▼

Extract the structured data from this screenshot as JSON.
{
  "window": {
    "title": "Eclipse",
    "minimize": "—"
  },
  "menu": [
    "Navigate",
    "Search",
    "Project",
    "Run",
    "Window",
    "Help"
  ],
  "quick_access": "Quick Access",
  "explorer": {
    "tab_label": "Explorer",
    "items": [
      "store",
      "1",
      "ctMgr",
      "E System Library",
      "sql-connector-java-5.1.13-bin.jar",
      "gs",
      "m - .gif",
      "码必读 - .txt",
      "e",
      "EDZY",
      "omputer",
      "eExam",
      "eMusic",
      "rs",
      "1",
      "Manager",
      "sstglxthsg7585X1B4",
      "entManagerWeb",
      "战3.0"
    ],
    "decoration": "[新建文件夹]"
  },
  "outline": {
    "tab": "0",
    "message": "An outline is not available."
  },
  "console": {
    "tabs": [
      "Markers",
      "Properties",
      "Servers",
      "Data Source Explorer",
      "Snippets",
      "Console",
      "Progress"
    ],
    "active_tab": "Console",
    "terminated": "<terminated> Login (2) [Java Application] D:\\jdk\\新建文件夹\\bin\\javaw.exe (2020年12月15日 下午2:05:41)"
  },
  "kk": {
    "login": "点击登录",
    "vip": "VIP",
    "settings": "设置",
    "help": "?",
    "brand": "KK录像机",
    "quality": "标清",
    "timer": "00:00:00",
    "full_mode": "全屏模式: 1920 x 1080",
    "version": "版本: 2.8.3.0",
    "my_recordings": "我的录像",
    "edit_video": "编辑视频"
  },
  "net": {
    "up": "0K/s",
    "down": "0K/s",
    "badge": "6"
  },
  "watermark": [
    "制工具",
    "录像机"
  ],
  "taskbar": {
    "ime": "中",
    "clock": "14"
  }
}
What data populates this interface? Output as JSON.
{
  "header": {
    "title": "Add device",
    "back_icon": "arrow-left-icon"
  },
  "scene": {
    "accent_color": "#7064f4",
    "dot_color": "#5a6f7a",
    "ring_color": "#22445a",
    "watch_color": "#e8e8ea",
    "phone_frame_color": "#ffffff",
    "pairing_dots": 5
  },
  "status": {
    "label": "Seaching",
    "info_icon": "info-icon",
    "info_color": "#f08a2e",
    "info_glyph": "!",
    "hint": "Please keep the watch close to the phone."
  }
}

▲

Aim: Return exactly the lines of the data, and only those, from the line with "What data populates" through the last line, inclusive.

Exercise solution:
What data populates this interface? Output as JSON.
{
  "header": {
    "title": "Add device",
    "back_icon": "arrow-left-icon"
  },
  "scene": {
    "accent_color": "#7064f4",
    "dot_color": "#5a6f7a",
    "ring_color": "#22445a",
    "watch_color": "#e8e8ea",
    "phone_frame_color": "#ffffff",
    "pairing_dots": 5
  },
  "status": {
    "label": "Seaching",
    "info_icon": "info-icon",
    "info_color": "#f08a2e",
    "info_glyph": "!",
    "hint": "Please keep the watch close to the phone."
  }
}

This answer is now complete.